— Begin —
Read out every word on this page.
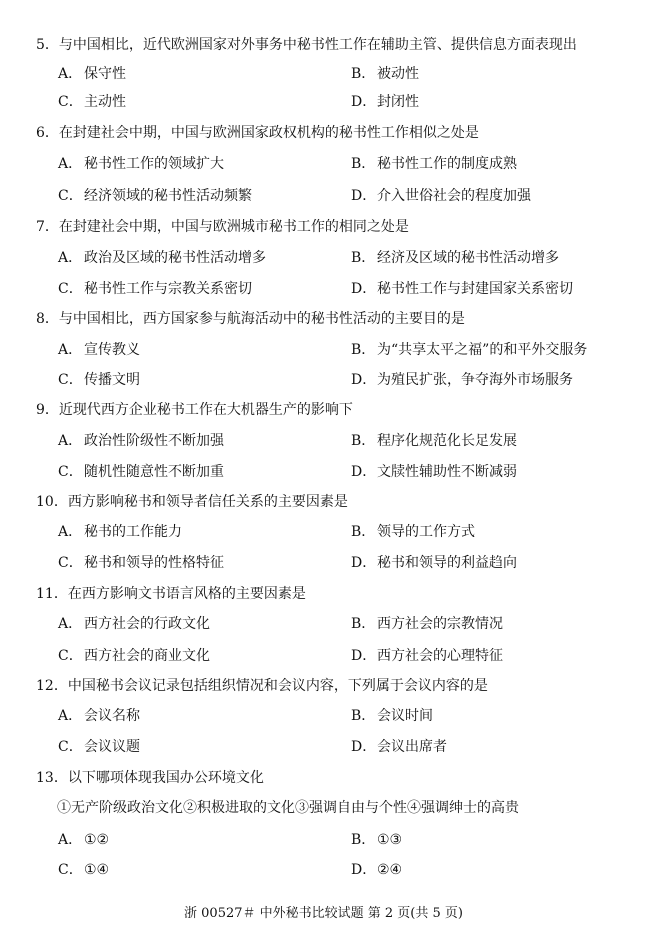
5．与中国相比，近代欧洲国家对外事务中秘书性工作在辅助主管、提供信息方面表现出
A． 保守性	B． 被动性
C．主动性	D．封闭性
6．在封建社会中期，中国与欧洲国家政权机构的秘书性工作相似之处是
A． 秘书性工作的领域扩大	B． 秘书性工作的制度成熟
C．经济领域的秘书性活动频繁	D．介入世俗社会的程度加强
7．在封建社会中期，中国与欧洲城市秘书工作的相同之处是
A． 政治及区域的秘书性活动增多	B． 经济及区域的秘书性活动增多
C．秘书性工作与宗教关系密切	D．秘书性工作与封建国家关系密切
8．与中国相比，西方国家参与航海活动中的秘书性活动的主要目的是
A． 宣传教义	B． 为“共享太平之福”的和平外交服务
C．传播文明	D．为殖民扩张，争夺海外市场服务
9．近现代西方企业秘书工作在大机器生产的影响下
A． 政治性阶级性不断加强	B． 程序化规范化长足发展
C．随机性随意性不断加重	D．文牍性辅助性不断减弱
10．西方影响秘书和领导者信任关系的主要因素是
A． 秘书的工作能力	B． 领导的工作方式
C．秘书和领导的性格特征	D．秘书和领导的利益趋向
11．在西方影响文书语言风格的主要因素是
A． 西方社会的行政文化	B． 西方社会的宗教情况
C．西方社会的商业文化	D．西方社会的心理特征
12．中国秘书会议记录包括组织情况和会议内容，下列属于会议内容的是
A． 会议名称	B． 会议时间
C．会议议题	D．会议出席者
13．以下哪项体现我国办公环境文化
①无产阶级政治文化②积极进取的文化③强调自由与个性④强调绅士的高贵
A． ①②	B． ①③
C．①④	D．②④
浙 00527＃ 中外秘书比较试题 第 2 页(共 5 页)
— End —
Copy each line of the records above that carries the word "与中国相比".

5．与中国相比，近代欧洲国家对外事务中秘书性工作在辅助主管、提供信息方面表现出
8．与中国相比，西方国家参与航海活动中的秘书性活动的主要目的是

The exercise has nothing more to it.